Requirement 1 -
Copy the lines of the listing below word for word, starting at its first line and ending at the line containing "status-bar-right: 28% xyxy=(630,27,880,63)".

Text -
[Start]

Many centuries ago, in A.D. 987 to be exact, a Benedictine Abbey was founded here by Ethelmar, Earl of Devon and Cornwall, upon the site of a hermitage established by Ædwold, brother of that East Anglican saint, Edmund the King and Martyr. It does not appear what became of the hermit, whether those who established the abbey bought him out, or threw him out; but it certainly seems to demand enquiry, the more especially that hermits and abbots, pious founders and holy monks were not altogether so unbusinesslike in their worldly affairs as the uninstructed might imagine. The hermit probably received due compensation for disturbance and went off somewhere else. However that may be, the abbey grew and flourished. Canute certainly despoiled it, but more than made amends, by large gifts and endowments of other people’s property, when he had been brought to see the error of his ways and that plundering—plundering the property of the church, at least—was wrong. And so the business of the abbey progressed through the centuries, to the daily accompaniment of the monks chanting “their wonderful piff-and-paff” as the librettist of The Golden Legend makes the devil say of it.
In 1471 Henry VI.’s Queen, Margaret of Anjou, striving desperately, brave heart, on her son’s behalf, fled for shelter here, up the road from Weymouth, where she had landed from France; but, indeed, little else of history belongs to this sometime rich and splendid abbey in the heart of the hills. It afforded shelter and protection to the townlet of Cerne that had sprung up outside its precincts; and great therefore was the dismay when ruin overtook it in the time of Henry VIII. The abbey disestablished, the town of course also suffered. How greatly we do not know; but it plucked up courage again and refused to die, and when England was still that exceedingly uncomfortable England of coaching times, flourished in a modest way on the needs of travellers for succour and shelter on the exhausting journeys that are so romantic to read of in Christmas numbers, but were the terror of those who could not possibly stop at home.

[End]

Dataset excerpt
[Start]

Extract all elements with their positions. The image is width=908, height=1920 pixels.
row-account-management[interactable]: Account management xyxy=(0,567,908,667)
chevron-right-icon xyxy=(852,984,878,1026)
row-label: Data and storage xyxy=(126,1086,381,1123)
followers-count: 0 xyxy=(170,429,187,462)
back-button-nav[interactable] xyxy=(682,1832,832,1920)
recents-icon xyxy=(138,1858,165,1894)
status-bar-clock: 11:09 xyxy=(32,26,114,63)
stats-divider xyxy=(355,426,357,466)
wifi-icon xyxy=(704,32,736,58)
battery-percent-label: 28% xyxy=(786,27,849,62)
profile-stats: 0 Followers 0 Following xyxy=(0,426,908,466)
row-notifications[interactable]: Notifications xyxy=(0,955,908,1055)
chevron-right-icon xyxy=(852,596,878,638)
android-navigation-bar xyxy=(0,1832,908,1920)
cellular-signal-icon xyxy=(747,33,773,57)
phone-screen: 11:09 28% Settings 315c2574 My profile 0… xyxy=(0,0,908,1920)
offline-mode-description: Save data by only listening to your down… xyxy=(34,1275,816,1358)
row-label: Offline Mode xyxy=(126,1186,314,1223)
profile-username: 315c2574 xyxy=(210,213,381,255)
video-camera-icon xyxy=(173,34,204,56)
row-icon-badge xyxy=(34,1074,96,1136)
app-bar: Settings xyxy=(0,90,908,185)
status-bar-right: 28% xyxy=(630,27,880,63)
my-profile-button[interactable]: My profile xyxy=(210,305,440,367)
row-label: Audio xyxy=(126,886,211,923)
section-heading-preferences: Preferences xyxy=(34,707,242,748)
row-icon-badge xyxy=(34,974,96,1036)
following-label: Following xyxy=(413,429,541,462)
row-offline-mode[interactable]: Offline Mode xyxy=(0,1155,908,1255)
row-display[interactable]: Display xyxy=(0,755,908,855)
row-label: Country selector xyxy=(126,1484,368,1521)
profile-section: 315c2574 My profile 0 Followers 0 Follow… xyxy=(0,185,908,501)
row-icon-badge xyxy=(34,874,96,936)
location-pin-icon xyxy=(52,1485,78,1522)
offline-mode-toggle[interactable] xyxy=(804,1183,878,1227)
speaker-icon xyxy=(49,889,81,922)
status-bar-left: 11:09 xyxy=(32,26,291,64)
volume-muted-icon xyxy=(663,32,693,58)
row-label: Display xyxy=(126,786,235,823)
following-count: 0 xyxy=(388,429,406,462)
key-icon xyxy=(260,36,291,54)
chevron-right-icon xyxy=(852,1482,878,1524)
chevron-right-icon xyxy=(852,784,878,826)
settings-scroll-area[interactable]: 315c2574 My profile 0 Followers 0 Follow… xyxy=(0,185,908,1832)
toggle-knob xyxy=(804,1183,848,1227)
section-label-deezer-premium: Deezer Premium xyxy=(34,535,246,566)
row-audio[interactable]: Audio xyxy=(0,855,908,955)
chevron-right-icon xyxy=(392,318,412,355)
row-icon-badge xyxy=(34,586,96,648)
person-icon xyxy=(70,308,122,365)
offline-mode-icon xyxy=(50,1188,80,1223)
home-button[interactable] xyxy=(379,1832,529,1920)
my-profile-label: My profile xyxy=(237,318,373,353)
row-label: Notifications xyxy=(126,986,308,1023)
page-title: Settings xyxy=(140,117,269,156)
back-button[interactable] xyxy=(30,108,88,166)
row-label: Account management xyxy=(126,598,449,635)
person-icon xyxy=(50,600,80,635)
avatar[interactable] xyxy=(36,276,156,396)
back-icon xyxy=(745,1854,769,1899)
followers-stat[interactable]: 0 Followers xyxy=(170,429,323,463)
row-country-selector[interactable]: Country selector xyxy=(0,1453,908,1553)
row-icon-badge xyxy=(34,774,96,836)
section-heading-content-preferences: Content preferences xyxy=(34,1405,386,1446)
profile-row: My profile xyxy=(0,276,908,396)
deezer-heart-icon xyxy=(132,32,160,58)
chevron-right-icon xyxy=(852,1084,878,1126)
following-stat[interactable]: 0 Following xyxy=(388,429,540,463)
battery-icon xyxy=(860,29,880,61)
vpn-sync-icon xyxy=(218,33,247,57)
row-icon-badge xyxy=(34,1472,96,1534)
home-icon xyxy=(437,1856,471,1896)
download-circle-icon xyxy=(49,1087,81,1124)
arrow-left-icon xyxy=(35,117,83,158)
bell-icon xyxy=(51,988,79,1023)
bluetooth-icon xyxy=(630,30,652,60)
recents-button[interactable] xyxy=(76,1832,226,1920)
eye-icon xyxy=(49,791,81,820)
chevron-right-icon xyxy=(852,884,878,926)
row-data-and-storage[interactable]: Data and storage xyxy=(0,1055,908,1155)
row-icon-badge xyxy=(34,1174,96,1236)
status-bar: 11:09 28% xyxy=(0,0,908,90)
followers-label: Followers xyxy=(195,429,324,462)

[End]

Requirement 2 -
Name every person mentioned by name in the abbey text.

Task solution 1 -
Extract all elements with their positions. The image is width=908, height=1920 pixels.
row-account-management[interactable]: Account management xyxy=(0,567,908,667)
chevron-right-icon xyxy=(852,984,878,1026)
row-label: Data and storage xyxy=(126,1086,381,1123)
followers-count: 0 xyxy=(170,429,187,462)
back-button-nav[interactable] xyxy=(682,1832,832,1920)
recents-icon xyxy=(138,1858,165,1894)
status-bar-clock: 11:09 xyxy=(32,26,114,63)
stats-divider xyxy=(355,426,357,466)
wifi-icon xyxy=(704,32,736,58)
battery-percent-label: 28% xyxy=(786,27,849,62)
profile-stats: 0 Followers 0 Following xyxy=(0,426,908,466)
row-notifications[interactable]: Notifications xyxy=(0,955,908,1055)
chevron-right-icon xyxy=(852,596,878,638)
android-navigation-bar xyxy=(0,1832,908,1920)
cellular-signal-icon xyxy=(747,33,773,57)
phone-screen: 11:09 28% Settings 315c2574 My profile 0… xyxy=(0,0,908,1920)
offline-mode-description: Save data by only listening to your down… xyxy=(34,1275,816,1358)
row-label: Offline Mode xyxy=(126,1186,314,1223)
profile-username: 315c2574 xyxy=(210,213,381,255)
video-camera-icon xyxy=(173,34,204,56)
row-icon-badge xyxy=(34,1074,96,1136)
app-bar: Settings xyxy=(0,90,908,185)
status-bar-right: 28% xyxy=(630,27,880,63)

Task solution 2 -
Ethelmar, Earl of Devon and Cornwall
Ædwold
Edmund the King and Martyr
Canute
Henry VI
Margaret of Anjou
Henry VIII